BEGIN Extracted data
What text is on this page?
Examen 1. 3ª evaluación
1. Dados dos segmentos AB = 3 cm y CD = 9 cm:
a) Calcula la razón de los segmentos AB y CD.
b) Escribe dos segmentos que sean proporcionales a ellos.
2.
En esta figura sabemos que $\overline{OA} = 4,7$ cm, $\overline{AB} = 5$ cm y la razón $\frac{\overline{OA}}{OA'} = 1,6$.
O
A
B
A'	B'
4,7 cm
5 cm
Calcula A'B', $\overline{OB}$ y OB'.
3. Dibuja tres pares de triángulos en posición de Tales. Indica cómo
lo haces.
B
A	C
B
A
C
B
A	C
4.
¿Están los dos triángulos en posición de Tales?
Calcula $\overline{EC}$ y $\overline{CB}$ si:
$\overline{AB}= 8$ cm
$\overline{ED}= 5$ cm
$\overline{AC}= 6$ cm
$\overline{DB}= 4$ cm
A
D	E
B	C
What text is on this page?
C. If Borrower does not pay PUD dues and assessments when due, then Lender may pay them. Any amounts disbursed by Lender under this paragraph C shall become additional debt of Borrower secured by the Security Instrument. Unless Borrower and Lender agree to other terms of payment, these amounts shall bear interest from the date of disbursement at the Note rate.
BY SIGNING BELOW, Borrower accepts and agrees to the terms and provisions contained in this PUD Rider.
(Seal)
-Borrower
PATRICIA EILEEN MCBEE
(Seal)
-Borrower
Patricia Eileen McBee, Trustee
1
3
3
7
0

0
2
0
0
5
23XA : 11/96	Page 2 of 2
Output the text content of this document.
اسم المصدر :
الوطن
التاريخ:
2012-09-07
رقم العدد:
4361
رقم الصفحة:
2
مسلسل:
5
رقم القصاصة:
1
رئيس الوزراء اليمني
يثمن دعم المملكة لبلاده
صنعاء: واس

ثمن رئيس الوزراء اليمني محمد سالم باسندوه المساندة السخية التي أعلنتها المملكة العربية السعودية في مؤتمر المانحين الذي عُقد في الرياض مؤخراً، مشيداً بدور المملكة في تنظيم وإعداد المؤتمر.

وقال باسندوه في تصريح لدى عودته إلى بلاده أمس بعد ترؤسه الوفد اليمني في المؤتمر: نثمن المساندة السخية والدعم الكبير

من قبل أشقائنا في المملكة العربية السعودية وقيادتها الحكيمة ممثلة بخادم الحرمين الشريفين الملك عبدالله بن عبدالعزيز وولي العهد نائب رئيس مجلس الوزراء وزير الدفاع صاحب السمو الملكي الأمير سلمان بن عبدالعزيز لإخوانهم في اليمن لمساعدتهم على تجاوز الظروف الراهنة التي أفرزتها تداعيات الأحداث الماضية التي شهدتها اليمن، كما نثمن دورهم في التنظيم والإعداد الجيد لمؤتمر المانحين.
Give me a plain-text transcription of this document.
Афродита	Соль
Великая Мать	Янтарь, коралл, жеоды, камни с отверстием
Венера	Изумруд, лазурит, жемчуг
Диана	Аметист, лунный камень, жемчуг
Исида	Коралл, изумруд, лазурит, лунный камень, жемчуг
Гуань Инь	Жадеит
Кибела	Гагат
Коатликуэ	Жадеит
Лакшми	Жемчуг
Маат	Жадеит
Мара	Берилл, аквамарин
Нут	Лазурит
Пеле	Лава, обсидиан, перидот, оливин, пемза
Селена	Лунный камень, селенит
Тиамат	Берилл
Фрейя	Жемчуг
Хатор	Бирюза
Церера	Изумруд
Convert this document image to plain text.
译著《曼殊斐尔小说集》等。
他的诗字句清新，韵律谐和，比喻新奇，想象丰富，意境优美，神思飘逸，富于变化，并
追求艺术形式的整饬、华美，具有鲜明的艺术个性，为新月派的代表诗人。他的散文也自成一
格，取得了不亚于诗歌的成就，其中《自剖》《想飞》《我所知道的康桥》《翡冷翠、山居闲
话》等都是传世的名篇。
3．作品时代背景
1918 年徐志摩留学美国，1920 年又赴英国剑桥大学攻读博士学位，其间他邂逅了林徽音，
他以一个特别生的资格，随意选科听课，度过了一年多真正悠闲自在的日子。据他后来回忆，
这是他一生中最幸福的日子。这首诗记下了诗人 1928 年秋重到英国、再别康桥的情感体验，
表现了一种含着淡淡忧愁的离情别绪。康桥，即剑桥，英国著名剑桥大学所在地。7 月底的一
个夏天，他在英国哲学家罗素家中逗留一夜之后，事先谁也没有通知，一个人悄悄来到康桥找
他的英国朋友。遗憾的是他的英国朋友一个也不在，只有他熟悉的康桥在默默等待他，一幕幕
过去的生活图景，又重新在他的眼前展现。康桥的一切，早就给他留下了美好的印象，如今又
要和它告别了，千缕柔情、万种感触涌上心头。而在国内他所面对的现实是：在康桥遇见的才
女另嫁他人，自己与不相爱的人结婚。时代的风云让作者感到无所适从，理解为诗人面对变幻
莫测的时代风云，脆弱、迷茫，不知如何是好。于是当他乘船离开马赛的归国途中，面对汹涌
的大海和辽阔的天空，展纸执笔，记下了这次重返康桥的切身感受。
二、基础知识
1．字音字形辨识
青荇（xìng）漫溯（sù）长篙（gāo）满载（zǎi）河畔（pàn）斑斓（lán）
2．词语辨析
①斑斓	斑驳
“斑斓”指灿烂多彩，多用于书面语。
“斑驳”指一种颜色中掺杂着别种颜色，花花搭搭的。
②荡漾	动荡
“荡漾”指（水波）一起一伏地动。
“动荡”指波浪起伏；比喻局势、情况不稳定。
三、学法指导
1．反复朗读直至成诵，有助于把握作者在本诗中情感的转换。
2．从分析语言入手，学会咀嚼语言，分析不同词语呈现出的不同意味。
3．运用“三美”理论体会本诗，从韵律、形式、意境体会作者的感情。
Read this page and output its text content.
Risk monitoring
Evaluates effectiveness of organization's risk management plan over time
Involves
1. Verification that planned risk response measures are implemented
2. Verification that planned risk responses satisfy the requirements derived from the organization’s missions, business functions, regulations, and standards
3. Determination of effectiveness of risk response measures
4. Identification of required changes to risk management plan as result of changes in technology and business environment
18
END Extracted data
Written problem> Quote only the lines from the one containing "Read this page and output its text content." through the final line of the records, with both ends included.

Answer for this exercise>
Read this page and output its text content.
Risk monitoring
Evaluates effectiveness of organization's risk management plan over time
Involves
1. Verification that planned risk response measures are implemented
2. Verification that planned risk responses satisfy the requirements derived from the organization’s missions, business functions, regulations, and standards
3. Determination of effectiveness of risk response measures
4. Identification of required changes to risk management plan as result of changes in technology and business environment
18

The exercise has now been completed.